(Stored data)
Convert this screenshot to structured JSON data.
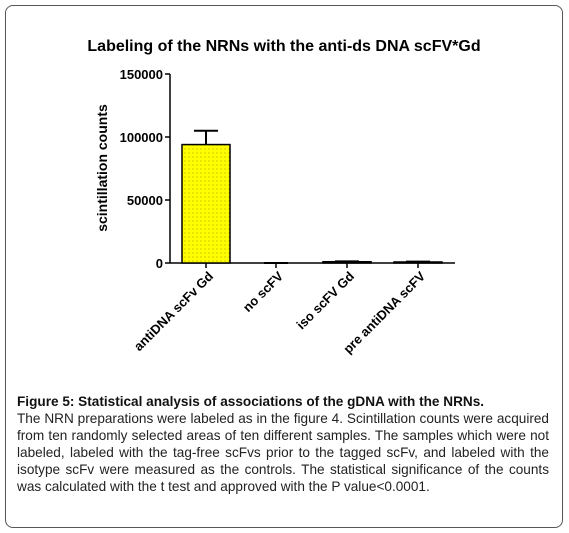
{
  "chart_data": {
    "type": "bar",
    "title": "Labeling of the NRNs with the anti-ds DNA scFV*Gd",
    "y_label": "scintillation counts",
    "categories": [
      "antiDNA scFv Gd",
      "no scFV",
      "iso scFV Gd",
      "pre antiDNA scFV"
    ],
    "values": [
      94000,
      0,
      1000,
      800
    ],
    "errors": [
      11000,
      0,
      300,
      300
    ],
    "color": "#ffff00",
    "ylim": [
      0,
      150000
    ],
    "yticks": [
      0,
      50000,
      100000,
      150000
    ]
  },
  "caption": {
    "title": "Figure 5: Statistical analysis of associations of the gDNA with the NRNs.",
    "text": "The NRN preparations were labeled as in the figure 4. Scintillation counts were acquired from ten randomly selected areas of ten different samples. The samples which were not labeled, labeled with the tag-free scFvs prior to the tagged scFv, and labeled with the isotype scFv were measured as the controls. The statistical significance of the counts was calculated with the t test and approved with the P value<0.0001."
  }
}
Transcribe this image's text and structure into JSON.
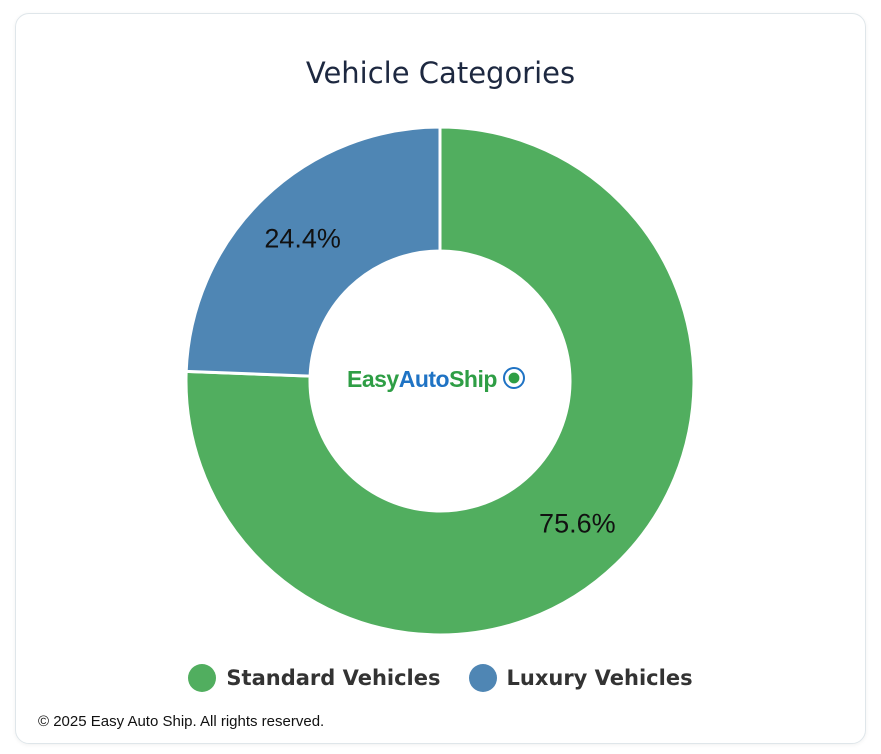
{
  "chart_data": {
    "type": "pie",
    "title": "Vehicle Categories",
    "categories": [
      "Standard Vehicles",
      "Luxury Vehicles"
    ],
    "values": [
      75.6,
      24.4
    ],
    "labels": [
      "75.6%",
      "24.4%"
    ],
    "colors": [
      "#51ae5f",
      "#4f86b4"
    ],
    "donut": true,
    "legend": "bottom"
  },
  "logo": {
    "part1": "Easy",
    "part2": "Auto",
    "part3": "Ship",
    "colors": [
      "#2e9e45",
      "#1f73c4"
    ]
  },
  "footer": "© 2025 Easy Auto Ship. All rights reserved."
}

_DIRECTIONS FOR THIS TASK_: Without including any pictures, print each record exactly.

_WORKED ANSWER_:
Convert this screenshot to structured JSON data.
{
  "chart_data": {
    "type": "bar",
    "title": "Labeling of the NRNs with the anti-ds DNA scFV*Gd",
    "y_label": "scintillation counts",
    "categories": [
      "antiDNA scFv Gd",
      "no scFV",
      "iso scFV Gd",
      "pre antiDNA scFV"
    ],
    "values": [
      94000,
      0,
      1000,
      800
    ],
    "errors": [
      11000,
      0,
      300,
      300
    ],
    "color": "#ffff00",
    "ylim": [
      0,
      150000
    ],
    "yticks": [
      0,
      50000,
      100000,
      150000
    ]
  },
  "caption": {
    "title": "Figure 5: Statistical analysis of associations of the gDNA with the NRNs.",
    "text": "The NRN preparations were labeled as in the figure 4. Scintillation counts were acquired from ten randomly selected areas of ten different samples. The samples which were not labeled, labeled with the tag-free scFvs prior to the tagged scFv, and labeled with the isotype scFv were measured as the controls. The statistical significance of the counts was calculated with the t test and approved with the P value<0.0001."
  }
}
Transcribe this image's text and structure into JSON.
{
  "chart_data": {
    "type": "pie",
    "title": "Vehicle Categories",
    "categories": [
      "Standard Vehicles",
      "Luxury Vehicles"
    ],
    "values": [
      75.6,
      24.4
    ],
    "labels": [
      "75.6%",
      "24.4%"
    ],
    "colors": [
      "#51ae5f",
      "#4f86b4"
    ],
    "donut": true,
    "legend": "bottom"
  },
  "logo": {
    "part1": "Easy",
    "part2": "Auto",
    "part3": "Ship",
    "colors": [
      "#2e9e45",
      "#1f73c4"
    ]
  },
  "footer": "© 2025 Easy Auto Ship. All rights reserved."
}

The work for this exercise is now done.